◆ AIM OF THE EXERCISE:
Return the number of lines that include the string "modules", without any other text.

◆ INPUT ROWS:

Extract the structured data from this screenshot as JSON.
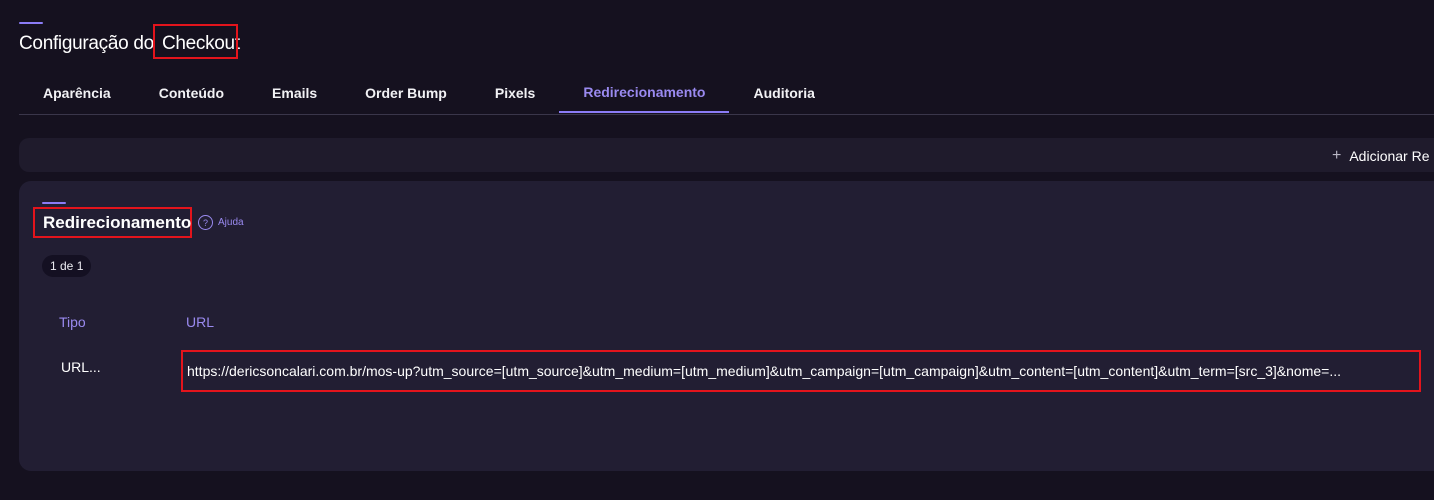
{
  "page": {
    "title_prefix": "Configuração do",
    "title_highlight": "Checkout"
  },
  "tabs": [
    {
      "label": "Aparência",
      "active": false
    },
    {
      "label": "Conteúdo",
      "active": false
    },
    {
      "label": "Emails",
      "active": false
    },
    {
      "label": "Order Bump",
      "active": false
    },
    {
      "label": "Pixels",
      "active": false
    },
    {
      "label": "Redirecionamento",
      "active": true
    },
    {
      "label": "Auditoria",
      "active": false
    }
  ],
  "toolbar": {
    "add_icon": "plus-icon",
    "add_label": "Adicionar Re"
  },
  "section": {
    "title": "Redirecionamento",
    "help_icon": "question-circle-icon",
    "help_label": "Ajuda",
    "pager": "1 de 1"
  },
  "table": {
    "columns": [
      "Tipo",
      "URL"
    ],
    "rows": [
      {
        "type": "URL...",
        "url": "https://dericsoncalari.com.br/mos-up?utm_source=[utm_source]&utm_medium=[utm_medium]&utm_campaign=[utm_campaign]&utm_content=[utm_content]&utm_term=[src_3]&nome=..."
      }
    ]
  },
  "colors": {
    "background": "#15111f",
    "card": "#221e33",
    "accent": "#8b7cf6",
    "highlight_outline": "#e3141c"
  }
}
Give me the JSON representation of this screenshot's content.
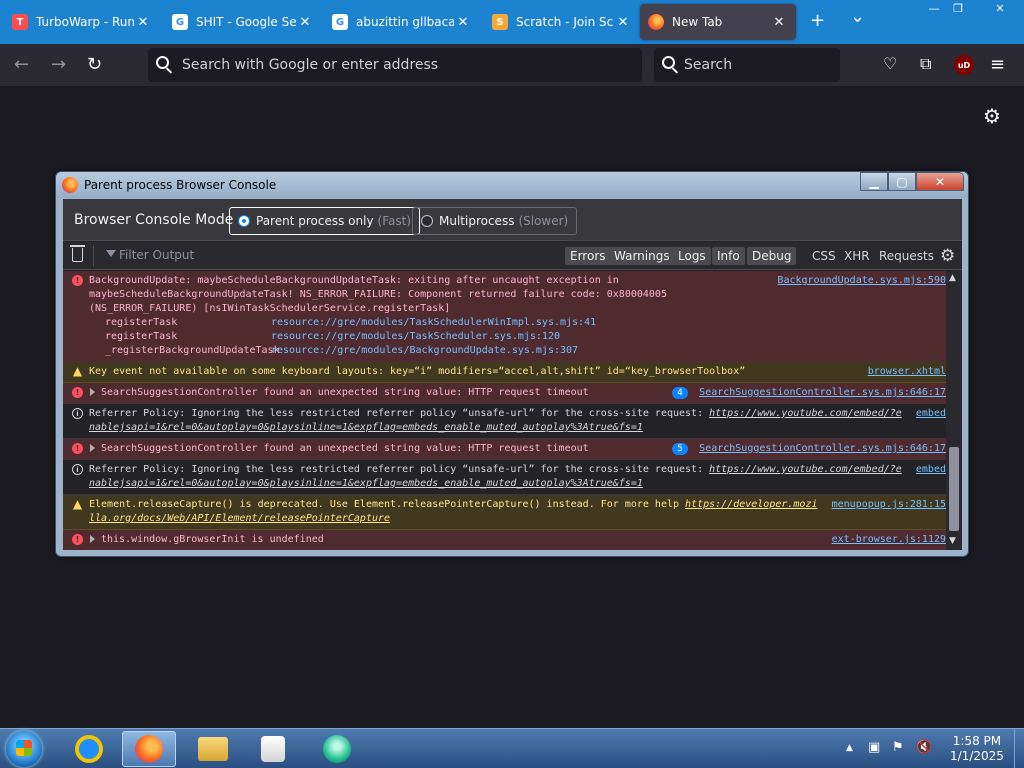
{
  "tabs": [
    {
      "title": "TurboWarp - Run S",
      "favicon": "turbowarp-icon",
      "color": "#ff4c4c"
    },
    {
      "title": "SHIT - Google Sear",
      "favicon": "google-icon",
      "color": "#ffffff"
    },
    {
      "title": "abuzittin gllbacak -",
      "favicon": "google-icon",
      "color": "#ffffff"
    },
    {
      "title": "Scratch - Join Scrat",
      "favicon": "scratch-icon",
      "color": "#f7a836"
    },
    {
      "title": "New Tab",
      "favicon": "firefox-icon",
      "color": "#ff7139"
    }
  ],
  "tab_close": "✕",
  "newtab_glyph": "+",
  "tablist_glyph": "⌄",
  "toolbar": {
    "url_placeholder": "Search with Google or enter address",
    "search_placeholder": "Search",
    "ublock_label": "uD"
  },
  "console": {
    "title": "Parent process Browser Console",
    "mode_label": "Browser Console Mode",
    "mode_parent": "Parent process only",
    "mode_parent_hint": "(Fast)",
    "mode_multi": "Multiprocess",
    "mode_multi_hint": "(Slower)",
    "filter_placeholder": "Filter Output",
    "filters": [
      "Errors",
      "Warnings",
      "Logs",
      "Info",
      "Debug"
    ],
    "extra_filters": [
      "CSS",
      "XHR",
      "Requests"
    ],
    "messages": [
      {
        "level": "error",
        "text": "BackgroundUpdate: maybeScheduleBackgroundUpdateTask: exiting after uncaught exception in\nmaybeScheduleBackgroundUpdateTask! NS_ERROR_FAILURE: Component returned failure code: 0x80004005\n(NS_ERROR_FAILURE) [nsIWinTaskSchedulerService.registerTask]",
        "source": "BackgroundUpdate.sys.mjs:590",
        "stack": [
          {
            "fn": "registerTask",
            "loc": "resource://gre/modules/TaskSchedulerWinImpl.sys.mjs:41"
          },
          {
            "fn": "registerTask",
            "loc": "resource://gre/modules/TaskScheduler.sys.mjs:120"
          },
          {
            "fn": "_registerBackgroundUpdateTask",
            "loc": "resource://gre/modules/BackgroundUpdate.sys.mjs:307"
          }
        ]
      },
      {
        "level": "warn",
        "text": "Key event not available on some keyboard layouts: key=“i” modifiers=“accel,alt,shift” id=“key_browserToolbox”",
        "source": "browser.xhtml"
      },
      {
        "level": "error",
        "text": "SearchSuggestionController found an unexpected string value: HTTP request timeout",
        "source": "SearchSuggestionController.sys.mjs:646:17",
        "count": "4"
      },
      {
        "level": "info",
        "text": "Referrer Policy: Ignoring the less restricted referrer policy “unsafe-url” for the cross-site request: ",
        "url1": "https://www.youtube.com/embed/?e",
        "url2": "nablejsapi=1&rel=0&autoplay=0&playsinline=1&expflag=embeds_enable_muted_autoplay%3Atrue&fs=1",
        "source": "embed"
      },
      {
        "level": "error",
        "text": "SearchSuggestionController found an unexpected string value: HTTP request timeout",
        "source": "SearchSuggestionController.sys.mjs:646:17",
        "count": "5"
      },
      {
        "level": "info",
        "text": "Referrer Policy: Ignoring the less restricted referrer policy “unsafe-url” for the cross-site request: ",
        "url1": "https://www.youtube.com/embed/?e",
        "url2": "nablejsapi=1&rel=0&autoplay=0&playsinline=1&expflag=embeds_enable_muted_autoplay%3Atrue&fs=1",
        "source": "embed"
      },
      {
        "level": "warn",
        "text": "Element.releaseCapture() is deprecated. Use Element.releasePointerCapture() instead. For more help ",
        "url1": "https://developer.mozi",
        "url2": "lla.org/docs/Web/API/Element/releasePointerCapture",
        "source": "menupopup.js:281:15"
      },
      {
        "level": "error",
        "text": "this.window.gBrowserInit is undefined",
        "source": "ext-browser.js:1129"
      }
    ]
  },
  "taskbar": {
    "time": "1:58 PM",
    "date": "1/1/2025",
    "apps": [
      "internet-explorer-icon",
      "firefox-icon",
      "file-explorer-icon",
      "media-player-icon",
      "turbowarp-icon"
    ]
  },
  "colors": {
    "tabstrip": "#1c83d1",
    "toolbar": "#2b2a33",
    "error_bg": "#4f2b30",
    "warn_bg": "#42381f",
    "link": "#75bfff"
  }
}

◆ ANSWER FOR THE TASK:
3